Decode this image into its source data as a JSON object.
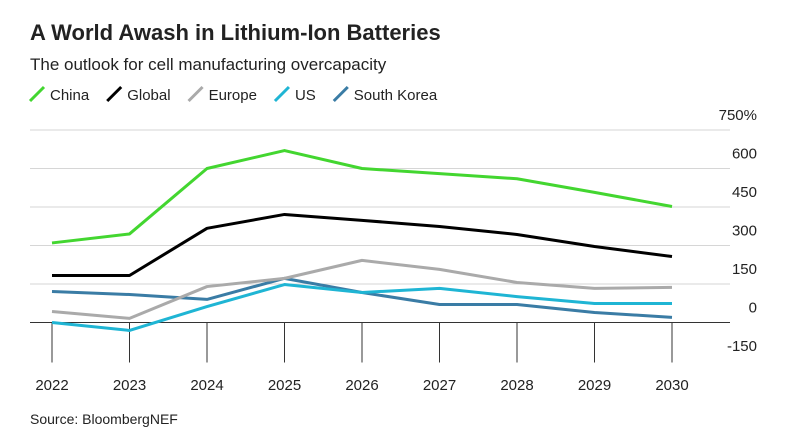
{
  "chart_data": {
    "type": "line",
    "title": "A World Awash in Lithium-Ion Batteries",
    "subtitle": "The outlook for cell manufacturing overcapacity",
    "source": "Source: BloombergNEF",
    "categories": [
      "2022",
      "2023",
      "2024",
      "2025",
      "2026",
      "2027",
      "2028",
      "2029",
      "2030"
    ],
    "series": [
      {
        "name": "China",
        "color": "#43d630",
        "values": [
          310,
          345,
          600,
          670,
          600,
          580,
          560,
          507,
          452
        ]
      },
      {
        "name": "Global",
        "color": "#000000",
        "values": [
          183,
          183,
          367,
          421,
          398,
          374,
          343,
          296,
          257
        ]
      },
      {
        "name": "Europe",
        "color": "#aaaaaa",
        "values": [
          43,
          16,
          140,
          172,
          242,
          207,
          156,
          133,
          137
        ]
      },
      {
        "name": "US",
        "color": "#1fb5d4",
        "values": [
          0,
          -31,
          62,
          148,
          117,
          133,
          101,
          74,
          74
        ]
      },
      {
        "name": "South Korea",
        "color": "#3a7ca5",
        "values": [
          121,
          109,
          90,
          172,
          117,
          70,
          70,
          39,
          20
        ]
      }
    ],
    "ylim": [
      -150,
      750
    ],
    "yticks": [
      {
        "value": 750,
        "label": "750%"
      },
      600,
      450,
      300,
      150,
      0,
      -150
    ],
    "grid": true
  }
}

...

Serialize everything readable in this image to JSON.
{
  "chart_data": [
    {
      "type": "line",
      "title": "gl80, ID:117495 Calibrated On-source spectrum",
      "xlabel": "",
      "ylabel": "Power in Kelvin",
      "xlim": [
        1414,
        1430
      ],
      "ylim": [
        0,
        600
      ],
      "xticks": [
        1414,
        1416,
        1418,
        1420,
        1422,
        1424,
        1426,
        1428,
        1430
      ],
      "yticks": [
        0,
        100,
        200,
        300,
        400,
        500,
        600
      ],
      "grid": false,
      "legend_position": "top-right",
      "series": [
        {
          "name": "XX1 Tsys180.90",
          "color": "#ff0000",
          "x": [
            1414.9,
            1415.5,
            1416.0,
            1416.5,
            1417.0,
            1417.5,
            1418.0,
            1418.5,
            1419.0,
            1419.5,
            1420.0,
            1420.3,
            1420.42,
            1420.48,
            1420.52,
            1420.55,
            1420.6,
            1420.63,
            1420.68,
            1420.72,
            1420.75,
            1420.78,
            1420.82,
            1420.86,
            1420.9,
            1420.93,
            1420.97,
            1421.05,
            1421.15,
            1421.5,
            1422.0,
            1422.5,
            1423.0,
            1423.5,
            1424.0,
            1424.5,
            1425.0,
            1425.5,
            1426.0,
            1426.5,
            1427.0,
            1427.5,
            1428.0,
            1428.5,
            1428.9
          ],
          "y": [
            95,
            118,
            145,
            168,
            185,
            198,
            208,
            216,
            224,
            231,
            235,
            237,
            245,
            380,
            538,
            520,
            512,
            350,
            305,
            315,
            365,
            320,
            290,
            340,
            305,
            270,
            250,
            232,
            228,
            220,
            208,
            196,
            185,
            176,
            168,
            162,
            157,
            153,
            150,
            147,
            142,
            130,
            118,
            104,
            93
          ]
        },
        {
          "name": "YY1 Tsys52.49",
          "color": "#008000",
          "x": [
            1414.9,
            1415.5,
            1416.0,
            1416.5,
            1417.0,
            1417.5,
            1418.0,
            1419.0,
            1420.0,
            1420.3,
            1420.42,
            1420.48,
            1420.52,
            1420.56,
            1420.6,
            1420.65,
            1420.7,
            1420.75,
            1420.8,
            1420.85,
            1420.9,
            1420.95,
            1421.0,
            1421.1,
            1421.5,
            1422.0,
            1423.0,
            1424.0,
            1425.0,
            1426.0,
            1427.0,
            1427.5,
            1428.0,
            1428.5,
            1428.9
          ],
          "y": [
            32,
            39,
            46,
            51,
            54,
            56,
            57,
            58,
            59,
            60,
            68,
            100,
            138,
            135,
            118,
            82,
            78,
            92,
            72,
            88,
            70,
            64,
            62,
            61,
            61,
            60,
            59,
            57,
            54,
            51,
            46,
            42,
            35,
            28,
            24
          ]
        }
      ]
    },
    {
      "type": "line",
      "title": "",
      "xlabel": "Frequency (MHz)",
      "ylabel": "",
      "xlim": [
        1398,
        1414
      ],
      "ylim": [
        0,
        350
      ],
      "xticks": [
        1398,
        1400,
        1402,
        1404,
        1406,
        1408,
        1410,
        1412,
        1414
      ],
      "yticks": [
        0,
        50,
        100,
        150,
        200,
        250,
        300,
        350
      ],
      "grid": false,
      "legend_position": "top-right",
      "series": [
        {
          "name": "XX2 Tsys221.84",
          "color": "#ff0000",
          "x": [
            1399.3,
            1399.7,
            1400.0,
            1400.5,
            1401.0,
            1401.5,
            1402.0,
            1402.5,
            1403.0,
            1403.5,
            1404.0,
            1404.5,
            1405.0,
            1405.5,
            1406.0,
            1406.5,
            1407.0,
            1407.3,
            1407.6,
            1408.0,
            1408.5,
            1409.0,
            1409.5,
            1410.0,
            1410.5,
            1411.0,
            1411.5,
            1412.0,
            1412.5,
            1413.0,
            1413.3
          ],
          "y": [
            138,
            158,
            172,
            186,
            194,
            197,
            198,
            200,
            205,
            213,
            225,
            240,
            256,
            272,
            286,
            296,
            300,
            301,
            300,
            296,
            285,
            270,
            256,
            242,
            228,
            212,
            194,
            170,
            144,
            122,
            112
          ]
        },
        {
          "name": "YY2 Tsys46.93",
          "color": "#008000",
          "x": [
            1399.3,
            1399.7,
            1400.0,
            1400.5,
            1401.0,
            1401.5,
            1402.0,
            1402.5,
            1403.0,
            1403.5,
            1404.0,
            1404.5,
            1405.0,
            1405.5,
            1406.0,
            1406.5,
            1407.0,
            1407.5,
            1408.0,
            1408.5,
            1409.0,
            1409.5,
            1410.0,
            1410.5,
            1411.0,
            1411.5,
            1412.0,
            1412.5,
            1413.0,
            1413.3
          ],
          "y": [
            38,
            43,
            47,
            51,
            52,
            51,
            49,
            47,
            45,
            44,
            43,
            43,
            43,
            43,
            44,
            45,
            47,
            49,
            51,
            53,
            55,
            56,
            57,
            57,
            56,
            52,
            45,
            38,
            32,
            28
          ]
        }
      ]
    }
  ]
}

---

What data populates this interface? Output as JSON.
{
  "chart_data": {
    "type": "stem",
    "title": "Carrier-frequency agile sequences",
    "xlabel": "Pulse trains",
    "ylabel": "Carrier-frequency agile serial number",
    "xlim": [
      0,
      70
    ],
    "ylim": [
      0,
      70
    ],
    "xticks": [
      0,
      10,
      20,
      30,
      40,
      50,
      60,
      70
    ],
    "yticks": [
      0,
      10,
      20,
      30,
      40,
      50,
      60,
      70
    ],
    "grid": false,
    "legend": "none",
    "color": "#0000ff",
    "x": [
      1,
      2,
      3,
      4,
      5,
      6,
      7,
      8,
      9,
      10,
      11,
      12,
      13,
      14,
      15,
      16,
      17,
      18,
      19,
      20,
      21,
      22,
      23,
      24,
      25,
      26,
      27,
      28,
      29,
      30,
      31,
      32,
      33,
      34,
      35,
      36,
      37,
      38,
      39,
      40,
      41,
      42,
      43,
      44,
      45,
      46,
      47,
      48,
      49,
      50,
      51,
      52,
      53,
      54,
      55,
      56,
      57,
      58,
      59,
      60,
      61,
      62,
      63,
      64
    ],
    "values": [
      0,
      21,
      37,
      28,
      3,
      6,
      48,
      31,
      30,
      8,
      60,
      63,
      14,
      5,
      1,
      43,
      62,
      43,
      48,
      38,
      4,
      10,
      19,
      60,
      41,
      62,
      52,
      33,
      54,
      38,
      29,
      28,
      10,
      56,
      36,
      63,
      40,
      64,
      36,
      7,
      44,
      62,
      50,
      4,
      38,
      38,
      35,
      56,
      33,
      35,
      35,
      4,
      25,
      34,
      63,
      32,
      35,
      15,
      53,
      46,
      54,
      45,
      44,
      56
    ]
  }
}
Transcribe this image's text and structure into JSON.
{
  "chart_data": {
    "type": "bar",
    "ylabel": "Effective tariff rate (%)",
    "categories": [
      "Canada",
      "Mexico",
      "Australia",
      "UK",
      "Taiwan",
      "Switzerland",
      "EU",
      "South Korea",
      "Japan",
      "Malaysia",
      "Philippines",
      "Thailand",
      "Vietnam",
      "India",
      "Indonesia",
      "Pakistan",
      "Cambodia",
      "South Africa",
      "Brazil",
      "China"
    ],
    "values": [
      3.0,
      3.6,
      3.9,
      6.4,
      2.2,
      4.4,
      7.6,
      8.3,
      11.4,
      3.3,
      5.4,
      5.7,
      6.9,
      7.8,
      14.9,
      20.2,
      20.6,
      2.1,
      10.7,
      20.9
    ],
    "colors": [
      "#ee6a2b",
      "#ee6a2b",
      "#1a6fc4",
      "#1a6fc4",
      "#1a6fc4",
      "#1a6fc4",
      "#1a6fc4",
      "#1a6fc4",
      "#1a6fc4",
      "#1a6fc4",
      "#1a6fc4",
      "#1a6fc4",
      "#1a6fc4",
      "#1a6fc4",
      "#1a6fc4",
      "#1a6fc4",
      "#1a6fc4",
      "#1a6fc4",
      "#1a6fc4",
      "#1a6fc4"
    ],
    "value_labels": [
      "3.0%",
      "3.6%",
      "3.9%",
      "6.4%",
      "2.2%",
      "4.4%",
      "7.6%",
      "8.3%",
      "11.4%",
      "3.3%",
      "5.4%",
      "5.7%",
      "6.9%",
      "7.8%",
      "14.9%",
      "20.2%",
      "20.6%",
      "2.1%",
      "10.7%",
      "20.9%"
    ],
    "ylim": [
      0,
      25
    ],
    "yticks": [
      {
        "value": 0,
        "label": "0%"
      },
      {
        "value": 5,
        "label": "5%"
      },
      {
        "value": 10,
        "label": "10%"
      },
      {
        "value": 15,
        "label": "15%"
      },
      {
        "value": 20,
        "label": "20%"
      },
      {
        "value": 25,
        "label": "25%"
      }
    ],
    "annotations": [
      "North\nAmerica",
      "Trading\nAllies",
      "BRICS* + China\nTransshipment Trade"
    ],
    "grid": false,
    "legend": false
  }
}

» DESCRIPTION OF THE TASK
From the material above, count the lines that include "image" and give only the total.

» RESPONSE BELOW
3